_EXTRAIT DU DOCUMENT_

Passager 120 : Le syndrome d’hypnose capitaliste (1ere partie)

S’abonner à un journal papier peut paraître dérisoire en 2017. Pourtant, c’est l’une des choses qui a le plus nourrit ma réflexion depuis ces derniers mois.

Le papier a un avantage remarquable : on l’emmène partout et si la police du journal en question est redoutable pour mes yeux quarantenaires, elle l’est bien moins que le scintillement d’un écran enterré sous l’escalier faute de place ailleurs …

Le journal en question s’appelle Passager 120. Découvert par l’entremise de Charles Sannat et Insolentiae, ce périodique « à la limite du trimestriel » traite de décroissance et nous propose à la fois une pause et une réflexion intense sur le Monde qui nous entoure et ses entourloupes pour nous mener vers nos propres solutions, forcément adaptées car mûries des expériences sur lesquelles le journal attire notre attention.

Frappé par la justesse de ces lectures et tantôt bercé par la rivière à proximité, tantôt par le jeu d’ombres et de lumières de la canopée surplombant l’essai de forêt nourricière me servant de jardin, tantôt au chaud de la couette couvant quelques insomnies, j’ai pris la décision totalement unilatérale de partager avec ceux qui le veulent, au moins partiellement la richesse de ce contenu tout en vous invitant à faire l’effort de souscrire à la version papier qui offre bien plus que les simples transcriptions. Je pense sincèrement que l’auteur adoubera ma démarche, tant elle semble logique et en phase avec l’urgence du partage.

Voici donc la première partie de cet article pour moi, majeur :

Le syndrome d’hypnose capitaliste

(contours d’une semi-conscience qu’on appelle existence)

par Matthias Jullien

 

Pour bien comprendre le syndrome d’hypnose capitaliste, il est utile de bien comprendre sa sœur jumelle qui errait entre les lignes de front de la première guerre mondiale et qu’on désignait comme « hypnose des batailles ».

_EXERCICE_
Rédigez la suite de l'article ci-dessus sur le syndrome d'hypnose capitaliste, en reprenant juste après sa dernière phrase.

_DONNÉES FOURNIES_
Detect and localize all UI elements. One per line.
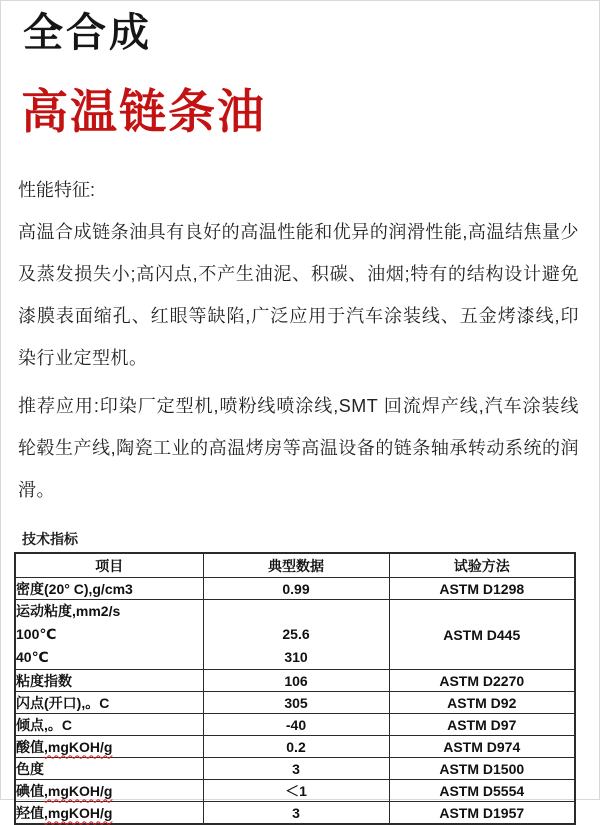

_RÉPONSE_
Lors des offensives françaises de 14-18, des soldats emportés dans la tourmente des combats se retrouvaient au centre d’un chaos indescriptible, les obus explosaient, les balles sifflaient, les corps amis ou inconnus volaient autour d’eux démembrés, les yeux, les oreilles saturées d’une réalité abominable à laquelle la conscience n’était pas préparée. Certains soldats perdaient alors pied et développaient l’hypnose des batailles au milieu des combats. Ils pouvaient alors errer, hébétés, chantant ou riant, sans orientation. Cette perte de la raison, du sens commun, et surtout du sens de la guerre, cette « hypnose des batailles » fut parfois considérée comme un refus volontaire de combattre et valut à certains soldats d’être condamnés en conseil de guerre et envoyés au peloton d’exécution pour être fusillés par leur propre régiment sous la visée de fusils souvent amis.

L’hypnose des batailles pouvait perdurer quelques fois après la guerre sous forme de névrose, ou s’en aller avec le temps grâce aux traitements de l’époque.

Pourquoi donc faire un parallèle entre « l’hypnose des batailles » et sa sœur désignée comme « l’hypnose capitaliste » ? Maintenant que nous sommes remontés à la racine du syndrome, nous allons commencer à comprendre que les tableaux ont des points communs.

Souvenons-nous des soldats partant la fleur au fusil, sous les hourras du peuple, dans des halls de gare bondés et des trains chargés jusqu’à la gueule de cette chair à canon joyeuse (NDT : on peut débattre de cette vision mais il est clair que les discours enflammés sur la liberté, la sauvegarde de la patrie sont de mise dans ces moments, et curieusement la galvanisation première des troupes et la plus grande ferveur venaient de ceux qui évitaient grandement les conséquences directes de la guerre, à savoir faire face à la mort au quotidien). Il est question alors d’une conscience toute orientée par des croyances communes, orchestrée par un modèle politique, médiatique et culturel dominant auquel personne ne songerait à se détourner.

La norme, c’est la guerre. La promesse, c’est la victoire. Le moyen, c’est la chair humaine.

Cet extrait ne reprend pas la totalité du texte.